**Selected excerpt:**
▼
From: Terri Sherringham, Newcastle, UK
Hi Simon - good to see you back in full grump-mode (yesterday's email). It seemed a long time since you'd given someone such a full-bodied insult. Most enjoyable! May there be many more!

Insults are not something I plan, they just pop out, especially when the email I receive is idiotic. In general, though, I try to avoid them - they can so easily come back to haunt you. The danger time is after midnight. A bit sozzled I start answering emails (not for the website, but for business matters), and sometimes in the morning I'm totally shocked by what I've said. I've tried to get over the habit of going to the computer when I come back from dinner, but it's so enjoyable. A last glass of calvados and a handful of itchy fingers and almost anything can be said to anyone. Letters were never like that, nor phone calls. The email insult is an art (or a pitfall) all of its own.


SUNDAY MAY 11, 2008

From: Saarski, London, UK
Hello, I write quirky melodic pop music with lyrics that will make you smile... I'd love you to give it a listen and see what you think.

Trite, dull, boring, unamusing, time-wasting, masturbatory, clichéd, self-indulgent, self-centred, vacant and vacuous. You must be a most entertaining person to know!


SATURDAY MAY 10, 2008

From: Jack Shelbourne, Liverpool, UK
Hi Simon. I'm an old rocker - gave up playing in a band much too late in life and finally got a proper job in my early forties. Now fifteen years later I've got enough to retire if I do it cheaply. I've been looking at Thailand and you seem to know about the place. I'm worried by its politics, so please tell me - if I invest all I have in making a new life there, could everything be wrecked by a change in government? Could there be another coup?

Far be it for me to tell you about Thai politics, you can read all manner of experts on the subject, though there's one thing they never seem to point out - the difference between how the country is run by elected governments and non-elected ones is negligible. After each coup, plenty of longtime politicians find their way into the ensuing government. And similarly, after each election half the members of the resulting cabinet turn out to be people who were previously in the military. It's simply two different methods of changing the team at the top but the policy usually remains the same - let things carry on as usual and cream a bit off the top. Now back to your question....

In 75 years since the end of absolute monarchy and the beginning of democracy, there have been 13 coups and 33 years of non-elected governments. On the law of averages, if you decide to retire here and live for another 20 years you should have 12 years of democracy, 8 years of dictatorship and the fun of three more coups. None of which will make the slightest difference to your life whatsoever.


FRIDAY MAY 9, 2008

From: Sir Harry Cowell, London, UK
Hi Simon: At Musexpo last week in LA it was quite obvious that the record companies think they have the future worked out... yes the answer they all have is 360!!!!!
▲
**Exercise description:**
Revise the letters page from the words "Insults are not" through "what you think.", substituting "cognac" for "calvados".

Dataset items
▼
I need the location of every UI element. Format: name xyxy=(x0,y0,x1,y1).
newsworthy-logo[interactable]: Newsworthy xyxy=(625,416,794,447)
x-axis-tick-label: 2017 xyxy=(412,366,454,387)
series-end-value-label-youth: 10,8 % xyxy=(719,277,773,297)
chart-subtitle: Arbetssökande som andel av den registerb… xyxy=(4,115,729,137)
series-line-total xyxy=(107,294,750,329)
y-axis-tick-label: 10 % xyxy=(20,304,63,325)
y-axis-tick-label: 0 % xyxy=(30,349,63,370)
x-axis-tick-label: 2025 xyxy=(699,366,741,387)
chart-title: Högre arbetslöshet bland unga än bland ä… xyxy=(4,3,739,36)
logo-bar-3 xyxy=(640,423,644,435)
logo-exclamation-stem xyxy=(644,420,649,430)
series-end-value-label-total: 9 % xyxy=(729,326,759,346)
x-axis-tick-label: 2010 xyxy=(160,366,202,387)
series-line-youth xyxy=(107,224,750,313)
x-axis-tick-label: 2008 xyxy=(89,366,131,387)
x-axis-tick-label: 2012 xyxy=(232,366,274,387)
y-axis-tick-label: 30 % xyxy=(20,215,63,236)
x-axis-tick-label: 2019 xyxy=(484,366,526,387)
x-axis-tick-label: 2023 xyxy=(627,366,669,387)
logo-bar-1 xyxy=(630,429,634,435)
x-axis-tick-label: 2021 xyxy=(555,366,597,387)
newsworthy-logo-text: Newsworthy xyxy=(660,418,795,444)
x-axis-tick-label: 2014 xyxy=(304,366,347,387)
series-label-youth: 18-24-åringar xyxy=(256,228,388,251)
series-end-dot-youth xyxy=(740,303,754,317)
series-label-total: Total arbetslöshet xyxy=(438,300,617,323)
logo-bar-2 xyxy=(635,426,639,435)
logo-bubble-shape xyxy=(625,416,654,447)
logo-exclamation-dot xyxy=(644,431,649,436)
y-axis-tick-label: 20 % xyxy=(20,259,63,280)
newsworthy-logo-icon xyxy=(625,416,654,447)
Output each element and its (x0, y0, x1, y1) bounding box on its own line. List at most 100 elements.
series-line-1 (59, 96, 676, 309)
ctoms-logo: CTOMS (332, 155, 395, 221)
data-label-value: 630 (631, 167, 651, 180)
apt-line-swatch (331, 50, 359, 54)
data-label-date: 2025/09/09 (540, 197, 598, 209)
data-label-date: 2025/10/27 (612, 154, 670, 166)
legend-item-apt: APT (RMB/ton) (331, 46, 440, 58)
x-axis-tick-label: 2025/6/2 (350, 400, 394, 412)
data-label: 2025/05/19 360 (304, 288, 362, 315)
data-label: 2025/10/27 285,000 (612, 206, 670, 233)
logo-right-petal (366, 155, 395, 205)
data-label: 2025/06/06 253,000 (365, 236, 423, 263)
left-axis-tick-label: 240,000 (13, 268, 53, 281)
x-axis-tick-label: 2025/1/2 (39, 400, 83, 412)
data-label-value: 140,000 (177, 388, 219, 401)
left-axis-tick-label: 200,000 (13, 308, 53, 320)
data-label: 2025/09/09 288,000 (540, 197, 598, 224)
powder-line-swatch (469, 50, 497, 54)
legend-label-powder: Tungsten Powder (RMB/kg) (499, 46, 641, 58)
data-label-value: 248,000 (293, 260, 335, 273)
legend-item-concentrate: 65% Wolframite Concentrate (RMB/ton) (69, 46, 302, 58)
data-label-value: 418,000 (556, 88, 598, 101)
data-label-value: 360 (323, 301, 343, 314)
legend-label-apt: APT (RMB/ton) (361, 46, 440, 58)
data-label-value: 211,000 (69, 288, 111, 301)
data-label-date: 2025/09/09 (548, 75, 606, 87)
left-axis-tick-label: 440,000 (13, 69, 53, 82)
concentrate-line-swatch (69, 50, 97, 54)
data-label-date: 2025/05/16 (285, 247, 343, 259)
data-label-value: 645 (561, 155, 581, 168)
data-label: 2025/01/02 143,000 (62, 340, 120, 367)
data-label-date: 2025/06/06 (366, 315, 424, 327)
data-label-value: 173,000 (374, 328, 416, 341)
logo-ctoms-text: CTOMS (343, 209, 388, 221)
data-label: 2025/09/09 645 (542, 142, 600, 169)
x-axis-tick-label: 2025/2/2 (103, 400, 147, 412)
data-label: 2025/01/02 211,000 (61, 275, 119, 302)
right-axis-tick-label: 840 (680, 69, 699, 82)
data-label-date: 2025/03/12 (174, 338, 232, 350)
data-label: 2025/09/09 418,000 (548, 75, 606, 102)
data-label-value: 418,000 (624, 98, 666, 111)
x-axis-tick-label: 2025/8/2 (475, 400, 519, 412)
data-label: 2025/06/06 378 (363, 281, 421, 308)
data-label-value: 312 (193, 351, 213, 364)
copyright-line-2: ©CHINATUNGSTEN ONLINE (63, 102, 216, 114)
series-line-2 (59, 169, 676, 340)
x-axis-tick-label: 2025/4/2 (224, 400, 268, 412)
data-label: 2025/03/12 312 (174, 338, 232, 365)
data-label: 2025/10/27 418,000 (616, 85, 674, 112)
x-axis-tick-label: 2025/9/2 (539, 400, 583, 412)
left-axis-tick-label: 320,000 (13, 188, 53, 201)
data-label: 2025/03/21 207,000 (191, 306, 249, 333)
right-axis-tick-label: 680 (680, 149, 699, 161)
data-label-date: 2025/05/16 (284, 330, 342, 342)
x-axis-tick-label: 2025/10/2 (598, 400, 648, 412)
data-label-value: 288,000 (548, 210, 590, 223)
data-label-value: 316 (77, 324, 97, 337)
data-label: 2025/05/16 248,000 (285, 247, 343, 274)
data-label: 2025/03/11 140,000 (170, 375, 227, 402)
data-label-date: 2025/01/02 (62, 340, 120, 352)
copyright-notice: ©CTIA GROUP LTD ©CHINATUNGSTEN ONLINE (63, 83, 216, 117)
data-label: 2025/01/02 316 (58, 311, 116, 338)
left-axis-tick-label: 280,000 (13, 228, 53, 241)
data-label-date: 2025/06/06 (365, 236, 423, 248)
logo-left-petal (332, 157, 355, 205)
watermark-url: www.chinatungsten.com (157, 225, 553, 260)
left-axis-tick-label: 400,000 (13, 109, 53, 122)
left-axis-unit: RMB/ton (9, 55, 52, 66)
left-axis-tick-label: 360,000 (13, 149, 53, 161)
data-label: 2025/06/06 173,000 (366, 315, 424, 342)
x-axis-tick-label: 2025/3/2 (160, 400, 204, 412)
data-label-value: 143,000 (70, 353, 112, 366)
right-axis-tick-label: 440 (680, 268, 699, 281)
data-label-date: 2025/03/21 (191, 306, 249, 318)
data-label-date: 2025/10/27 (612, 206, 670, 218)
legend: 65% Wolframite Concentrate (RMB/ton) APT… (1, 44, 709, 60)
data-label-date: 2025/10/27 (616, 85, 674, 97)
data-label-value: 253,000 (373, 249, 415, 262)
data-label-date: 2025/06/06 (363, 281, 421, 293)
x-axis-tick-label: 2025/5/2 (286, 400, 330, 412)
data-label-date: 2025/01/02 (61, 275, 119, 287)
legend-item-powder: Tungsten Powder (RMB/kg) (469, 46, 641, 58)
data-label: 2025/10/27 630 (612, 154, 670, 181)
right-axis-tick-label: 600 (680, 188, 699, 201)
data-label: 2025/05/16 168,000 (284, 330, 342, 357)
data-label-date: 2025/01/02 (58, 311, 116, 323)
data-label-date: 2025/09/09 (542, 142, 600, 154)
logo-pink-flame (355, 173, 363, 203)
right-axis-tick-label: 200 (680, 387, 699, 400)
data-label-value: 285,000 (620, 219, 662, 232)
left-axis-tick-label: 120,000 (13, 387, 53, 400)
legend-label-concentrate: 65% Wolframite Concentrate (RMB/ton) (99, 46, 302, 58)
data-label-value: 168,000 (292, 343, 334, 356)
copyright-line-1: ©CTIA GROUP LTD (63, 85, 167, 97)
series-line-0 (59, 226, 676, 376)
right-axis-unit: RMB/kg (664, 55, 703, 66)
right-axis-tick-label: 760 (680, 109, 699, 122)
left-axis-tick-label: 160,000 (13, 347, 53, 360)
▲
**Task result:**
Insults are not something I plan, they just pop out, especially when the email I receive is idiotic. In general, though, I try to avoid them - they can so easily come back to haunt you. The danger time is after midnight. A bit sozzled I start answering emails (not for the website, but for business matters), and sometimes in the morning I'm totally shocked by what I've said. I've tried to get over the habit of going to the computer when I come back from dinner, but it's so enjoyable. A last glass of cognac and a handful of itchy fingers and almost anything can be said to anyone. Letters were never like that, nor phone calls. The email insult is an art (or a pitfall) all of its own.


SUNDAY MAY 11, 2008

From: Saarski, London, UK
Hello, I write quirky melodic pop music with lyrics that will make you smile... I'd love you to give it a listen and see what you think.